*Do this*. Filter the entries, keeping every line with the word "Выбрать".
|---|
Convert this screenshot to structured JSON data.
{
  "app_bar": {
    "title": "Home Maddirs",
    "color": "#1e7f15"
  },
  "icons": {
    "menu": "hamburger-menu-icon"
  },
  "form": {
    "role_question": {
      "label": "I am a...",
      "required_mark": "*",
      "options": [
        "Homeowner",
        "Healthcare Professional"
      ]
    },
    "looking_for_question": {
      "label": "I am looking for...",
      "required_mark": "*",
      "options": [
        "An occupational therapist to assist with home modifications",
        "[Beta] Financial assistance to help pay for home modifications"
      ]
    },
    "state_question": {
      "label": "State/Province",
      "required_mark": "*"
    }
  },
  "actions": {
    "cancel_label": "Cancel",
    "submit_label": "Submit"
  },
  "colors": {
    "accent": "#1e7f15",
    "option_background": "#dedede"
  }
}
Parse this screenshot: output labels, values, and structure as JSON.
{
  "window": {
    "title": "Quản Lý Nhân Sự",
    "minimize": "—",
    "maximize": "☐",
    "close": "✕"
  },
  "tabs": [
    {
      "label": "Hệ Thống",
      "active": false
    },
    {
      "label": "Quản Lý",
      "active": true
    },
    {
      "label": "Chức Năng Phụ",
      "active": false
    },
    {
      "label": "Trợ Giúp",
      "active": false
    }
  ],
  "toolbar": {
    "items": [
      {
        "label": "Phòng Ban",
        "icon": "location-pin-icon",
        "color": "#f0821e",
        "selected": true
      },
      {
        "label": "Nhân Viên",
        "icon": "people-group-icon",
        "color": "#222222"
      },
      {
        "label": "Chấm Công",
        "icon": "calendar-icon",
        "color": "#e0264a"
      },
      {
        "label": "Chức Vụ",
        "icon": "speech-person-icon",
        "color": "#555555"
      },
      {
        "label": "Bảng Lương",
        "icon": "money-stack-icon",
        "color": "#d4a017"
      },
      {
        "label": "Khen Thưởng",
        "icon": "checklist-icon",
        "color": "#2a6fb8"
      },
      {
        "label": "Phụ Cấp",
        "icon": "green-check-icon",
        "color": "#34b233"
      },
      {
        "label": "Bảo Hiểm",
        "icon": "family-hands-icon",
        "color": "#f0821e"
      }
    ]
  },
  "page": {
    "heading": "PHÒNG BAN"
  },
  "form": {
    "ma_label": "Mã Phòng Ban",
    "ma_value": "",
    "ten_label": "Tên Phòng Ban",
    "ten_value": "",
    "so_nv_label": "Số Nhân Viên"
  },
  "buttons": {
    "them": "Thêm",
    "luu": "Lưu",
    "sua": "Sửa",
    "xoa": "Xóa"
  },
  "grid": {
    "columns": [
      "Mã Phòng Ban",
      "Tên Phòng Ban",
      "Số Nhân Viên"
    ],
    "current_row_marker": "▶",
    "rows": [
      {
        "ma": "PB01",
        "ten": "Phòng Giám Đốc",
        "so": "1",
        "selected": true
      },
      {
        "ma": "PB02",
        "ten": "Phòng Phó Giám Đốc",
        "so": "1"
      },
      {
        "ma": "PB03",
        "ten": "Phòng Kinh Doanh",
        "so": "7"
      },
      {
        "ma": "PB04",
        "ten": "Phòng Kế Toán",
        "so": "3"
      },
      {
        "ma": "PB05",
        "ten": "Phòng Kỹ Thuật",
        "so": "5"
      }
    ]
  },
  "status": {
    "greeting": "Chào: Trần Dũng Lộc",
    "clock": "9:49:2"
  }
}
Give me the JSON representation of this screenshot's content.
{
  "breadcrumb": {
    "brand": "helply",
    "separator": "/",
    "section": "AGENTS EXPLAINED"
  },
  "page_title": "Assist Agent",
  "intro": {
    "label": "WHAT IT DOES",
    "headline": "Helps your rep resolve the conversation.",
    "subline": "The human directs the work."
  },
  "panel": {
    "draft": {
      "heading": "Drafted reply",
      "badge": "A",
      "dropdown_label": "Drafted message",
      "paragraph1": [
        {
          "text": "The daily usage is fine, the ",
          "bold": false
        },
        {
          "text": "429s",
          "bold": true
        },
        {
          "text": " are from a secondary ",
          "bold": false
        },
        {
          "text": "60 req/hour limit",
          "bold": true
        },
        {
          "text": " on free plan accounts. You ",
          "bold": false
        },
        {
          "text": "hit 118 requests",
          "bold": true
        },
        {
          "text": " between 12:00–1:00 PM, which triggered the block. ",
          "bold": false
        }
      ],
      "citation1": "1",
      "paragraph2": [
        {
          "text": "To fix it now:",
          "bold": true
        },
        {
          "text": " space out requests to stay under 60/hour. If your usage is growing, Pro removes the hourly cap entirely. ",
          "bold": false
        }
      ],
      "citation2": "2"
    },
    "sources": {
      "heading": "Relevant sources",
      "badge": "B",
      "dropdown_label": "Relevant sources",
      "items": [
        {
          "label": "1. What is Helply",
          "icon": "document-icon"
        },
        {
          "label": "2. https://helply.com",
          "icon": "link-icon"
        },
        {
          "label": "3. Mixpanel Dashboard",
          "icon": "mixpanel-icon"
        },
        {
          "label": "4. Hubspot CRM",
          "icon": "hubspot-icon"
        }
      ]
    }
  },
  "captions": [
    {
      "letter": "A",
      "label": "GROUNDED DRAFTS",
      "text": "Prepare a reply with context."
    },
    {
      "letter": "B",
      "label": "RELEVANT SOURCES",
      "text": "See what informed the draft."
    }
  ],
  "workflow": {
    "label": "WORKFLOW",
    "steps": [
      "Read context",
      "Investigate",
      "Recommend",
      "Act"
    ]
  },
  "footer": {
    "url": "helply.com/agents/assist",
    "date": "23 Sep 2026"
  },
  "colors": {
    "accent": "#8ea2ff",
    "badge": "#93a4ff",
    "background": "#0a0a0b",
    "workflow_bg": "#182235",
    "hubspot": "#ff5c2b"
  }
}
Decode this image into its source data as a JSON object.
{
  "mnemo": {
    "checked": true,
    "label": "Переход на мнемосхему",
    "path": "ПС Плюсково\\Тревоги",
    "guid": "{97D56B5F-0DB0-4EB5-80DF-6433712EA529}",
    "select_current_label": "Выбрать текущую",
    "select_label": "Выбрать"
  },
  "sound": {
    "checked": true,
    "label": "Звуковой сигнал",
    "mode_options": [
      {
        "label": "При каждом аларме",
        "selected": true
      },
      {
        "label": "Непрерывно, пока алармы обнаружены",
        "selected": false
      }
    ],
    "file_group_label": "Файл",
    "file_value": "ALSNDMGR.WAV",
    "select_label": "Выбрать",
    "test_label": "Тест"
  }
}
|---|
*Result for this exercise*.
    "select_current_label": "Выбрать текущую",
    "select_label": "Выбрать"
    "select_label": "Выбрать",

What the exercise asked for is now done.